** Given passage **
++++++++

Originally published December 8, 2001
GRAYS HARBOR COUNTY -- An international conservation effort to protect birds from decline and extinction has its eyes on the intertidal mudflats west of Hoquiam.
The area, Bowerman Basin, is already a national wildlife refuge and a major migratory resting and feeding ground for hundreds of thousands of shorebirds each spring.
If the National Audubon Society has its way, Bowerman Basin will soon be designated a Globally Important Bird Area, one of four such areas in the state and 81 nationwide.
"Birds are in trouble and this is a chance to make a difference," Audubon President John Flicker said in announcing the nomination of the 81 sites for special recognition.
Nominated sites will be reviewed by top bird scientists worldwide before being endorsed by BirdLife International in Cambridge, England, which is coordinating the international effort.
Bowerman Basin was nominated because it hosts up to 250,000 shorebirds each late April and early May.
The area is a crucial stopover on their 7,000-mile journey from South America to their Arctic breeding grounds.
Some 20 shorebird species, many in their colorful breeding plumage, participate in frenetic feeding behavior and aerial ballets on and above the 2,100-acre basin.
While the entire Grays Harbor estuary hosts migratory shorebirds, roughly half the birds congregate in the basin because it is the last place on the harbor to cover with water at high tide and the first to be exposed at low tide.

++++++++

** Given material **

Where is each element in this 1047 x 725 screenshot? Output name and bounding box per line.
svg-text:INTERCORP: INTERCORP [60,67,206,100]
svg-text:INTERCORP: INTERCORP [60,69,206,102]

++++++++

** Exercise instructions **
Proceed with the Bowerman Basin article, writing on from its final sentence. The listing is not required for any of the work here.

** Right answer **
Bowerman Basin received special protection with the creation of the Grays Harbor National Wildlife Refuge in 1988.
The refuge designation came just seven years after Steve Herman, former professor at The Evergreen State College, and his students conducted the first thorough shorebird survey in the basin, counting some 500,000 individual birds one late April day.
In recent years, 3,000 to 5,000 birdwatchers have trekked to the basin for the shorebird spectacle and the Grays Harbor Shorebird Festival.
Tourism increase?
The numbers of visitors could swell in years ahead if the site receives international notoriety, said Diane Schwickerath, a member of Audubon's Grays Harbor chapter.
"One of the biggest impacts would be on the local economy," she said. "It could make it well known around the world."
Designation as a globally important bird area might attract scientists and researchers to answer questions about the effects of habitat changes in the basin and trends in shorebird populations, Herman said.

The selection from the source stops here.